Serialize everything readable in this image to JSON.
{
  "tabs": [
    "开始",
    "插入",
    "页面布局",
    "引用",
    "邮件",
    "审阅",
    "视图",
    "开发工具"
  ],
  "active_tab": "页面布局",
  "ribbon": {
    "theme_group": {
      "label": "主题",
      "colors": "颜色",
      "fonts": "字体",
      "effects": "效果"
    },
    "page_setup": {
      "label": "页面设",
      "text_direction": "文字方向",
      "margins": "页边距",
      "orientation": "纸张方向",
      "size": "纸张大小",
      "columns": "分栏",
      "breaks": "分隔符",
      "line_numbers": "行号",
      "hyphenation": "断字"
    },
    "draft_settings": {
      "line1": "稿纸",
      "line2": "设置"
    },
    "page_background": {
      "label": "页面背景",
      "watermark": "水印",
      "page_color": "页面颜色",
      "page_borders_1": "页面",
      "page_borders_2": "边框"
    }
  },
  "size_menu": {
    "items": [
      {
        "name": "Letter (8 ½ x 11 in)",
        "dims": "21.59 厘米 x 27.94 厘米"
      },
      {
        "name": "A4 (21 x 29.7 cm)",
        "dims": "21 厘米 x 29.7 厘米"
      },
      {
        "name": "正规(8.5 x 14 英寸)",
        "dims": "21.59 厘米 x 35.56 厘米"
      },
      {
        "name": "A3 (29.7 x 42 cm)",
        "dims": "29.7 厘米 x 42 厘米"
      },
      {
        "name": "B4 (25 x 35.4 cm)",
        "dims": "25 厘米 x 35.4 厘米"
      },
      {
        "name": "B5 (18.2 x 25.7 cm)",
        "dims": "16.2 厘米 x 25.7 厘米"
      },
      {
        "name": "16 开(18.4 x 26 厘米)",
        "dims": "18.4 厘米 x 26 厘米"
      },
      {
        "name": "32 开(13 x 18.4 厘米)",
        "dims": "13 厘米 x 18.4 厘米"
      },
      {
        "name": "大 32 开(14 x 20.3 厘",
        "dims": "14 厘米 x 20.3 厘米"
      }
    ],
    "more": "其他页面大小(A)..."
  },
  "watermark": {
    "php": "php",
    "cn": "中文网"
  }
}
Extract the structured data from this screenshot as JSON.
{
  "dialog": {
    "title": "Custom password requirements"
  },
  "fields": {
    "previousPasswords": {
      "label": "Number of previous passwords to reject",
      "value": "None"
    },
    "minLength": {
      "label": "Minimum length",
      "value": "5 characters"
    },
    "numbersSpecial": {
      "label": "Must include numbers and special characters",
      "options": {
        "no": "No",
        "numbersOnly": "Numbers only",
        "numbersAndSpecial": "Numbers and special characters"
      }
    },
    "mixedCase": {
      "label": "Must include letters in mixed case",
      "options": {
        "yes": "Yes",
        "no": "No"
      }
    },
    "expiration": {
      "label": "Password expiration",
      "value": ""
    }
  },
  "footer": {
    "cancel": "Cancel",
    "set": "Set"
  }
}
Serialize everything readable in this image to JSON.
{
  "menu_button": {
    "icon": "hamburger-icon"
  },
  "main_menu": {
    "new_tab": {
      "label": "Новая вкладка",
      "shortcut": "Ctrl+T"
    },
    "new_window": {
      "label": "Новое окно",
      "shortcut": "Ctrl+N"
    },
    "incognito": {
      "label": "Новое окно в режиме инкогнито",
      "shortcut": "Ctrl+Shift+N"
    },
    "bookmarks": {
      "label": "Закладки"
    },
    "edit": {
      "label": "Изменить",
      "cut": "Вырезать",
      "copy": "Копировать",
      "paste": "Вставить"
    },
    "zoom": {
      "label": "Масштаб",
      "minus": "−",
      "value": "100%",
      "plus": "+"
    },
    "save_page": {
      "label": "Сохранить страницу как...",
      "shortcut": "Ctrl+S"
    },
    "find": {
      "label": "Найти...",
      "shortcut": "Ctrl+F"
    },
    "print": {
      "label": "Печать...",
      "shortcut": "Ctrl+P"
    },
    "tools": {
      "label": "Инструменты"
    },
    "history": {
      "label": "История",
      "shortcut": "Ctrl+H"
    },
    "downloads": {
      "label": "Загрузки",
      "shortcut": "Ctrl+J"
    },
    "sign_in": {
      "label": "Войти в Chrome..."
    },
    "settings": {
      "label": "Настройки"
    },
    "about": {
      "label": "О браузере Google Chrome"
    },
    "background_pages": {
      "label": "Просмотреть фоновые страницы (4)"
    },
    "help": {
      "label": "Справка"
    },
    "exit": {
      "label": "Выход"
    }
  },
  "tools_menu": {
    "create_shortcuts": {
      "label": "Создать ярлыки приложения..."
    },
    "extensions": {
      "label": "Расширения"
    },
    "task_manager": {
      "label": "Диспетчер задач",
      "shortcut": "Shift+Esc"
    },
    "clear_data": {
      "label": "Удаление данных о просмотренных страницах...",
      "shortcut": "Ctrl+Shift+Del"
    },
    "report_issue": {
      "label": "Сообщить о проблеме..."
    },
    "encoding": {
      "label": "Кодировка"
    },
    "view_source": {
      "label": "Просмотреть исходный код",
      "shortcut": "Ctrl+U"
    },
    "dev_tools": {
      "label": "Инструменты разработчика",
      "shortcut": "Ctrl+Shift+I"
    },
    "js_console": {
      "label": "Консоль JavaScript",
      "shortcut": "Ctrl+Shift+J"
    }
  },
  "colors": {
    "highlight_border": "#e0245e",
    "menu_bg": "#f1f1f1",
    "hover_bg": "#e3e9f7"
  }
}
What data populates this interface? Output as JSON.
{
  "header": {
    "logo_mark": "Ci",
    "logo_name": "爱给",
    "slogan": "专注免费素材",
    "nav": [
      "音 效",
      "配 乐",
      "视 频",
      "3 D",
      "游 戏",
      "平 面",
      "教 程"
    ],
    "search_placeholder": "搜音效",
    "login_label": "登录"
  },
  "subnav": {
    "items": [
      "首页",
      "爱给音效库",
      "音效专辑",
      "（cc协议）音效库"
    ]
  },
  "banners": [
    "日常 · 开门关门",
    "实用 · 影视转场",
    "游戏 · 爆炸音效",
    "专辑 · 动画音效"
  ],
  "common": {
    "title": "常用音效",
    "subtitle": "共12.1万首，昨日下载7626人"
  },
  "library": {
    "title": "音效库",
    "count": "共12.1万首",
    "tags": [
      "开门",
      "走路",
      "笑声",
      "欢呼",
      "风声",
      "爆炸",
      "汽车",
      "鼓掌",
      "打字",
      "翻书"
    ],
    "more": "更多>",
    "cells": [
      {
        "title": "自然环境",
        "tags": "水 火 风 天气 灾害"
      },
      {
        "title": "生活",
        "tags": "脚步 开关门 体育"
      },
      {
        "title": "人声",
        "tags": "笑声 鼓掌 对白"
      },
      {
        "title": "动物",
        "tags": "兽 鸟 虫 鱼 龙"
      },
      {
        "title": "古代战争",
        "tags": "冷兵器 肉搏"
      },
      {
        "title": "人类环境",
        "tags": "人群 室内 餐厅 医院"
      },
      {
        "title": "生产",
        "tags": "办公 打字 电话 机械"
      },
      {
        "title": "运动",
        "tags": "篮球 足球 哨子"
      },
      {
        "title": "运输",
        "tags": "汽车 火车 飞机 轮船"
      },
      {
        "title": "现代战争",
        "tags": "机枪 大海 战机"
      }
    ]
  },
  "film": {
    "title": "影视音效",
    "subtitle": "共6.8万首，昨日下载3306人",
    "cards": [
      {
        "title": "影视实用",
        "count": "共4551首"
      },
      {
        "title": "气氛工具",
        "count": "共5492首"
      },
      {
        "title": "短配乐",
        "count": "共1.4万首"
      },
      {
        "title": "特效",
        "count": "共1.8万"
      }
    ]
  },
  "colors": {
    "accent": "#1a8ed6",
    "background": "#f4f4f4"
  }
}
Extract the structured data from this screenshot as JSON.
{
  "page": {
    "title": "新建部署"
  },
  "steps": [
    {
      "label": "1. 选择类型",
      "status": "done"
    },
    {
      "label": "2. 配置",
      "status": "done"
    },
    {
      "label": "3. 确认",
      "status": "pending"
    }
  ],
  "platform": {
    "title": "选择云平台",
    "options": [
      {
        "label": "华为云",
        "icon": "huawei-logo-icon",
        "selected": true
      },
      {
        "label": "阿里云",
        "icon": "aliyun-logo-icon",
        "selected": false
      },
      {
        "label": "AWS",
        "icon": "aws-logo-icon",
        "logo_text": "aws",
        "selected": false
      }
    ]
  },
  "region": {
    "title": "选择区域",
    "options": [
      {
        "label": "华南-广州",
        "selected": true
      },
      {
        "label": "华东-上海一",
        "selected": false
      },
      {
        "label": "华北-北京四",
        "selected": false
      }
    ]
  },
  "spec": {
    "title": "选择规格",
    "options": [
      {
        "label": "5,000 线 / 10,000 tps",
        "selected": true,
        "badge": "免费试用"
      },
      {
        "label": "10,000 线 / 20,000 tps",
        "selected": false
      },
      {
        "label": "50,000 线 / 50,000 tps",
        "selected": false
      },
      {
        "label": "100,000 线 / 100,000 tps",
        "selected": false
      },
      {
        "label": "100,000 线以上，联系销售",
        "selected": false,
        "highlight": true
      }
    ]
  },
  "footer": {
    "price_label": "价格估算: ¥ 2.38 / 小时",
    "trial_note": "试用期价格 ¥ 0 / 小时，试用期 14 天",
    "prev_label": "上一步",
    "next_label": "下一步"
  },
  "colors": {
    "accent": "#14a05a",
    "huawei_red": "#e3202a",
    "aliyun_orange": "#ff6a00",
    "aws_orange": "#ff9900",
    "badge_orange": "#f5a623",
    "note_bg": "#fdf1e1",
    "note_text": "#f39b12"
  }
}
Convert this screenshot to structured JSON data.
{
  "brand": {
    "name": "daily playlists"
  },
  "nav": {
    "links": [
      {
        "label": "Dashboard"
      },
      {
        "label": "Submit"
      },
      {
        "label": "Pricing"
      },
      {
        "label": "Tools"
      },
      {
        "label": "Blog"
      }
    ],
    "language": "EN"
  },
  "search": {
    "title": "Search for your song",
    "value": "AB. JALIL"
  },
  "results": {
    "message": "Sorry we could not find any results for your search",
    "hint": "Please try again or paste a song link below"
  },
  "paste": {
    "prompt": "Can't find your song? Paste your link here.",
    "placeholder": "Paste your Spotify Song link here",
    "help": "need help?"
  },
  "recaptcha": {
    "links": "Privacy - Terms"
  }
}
■ ■ ■ ■
- _Required work_
Output exactly the lines between the one containing "Convert this screenshot" and the final line above, both inclusive.

- _Response to the task_
Convert this screenshot to structured JSON data.
{
  "brand": {
    "name": "daily playlists"
  },
  "nav": {
    "links": [
      {
        "label": "Dashboard"
      },
      {
        "label": "Submit"
      },
      {
        "label": "Pricing"
      },
      {
        "label": "Tools"
      },
      {
        "label": "Blog"
      }
    ],
    "language": "EN"
  },
  "search": {
    "title": "Search for your song",
    "value": "AB. JALIL"
  },
  "results": {
    "message": "Sorry we could not find any results for your search",
    "hint": "Please try again or paste a song link below"
  },
  "paste": {
    "prompt": "Can't find your song? Paste your link here.",
    "placeholder": "Paste your Spotify Song link here",
    "help": "need help?"
  },
  "recaptcha": {
    "links": "Privacy - Terms"
  }
}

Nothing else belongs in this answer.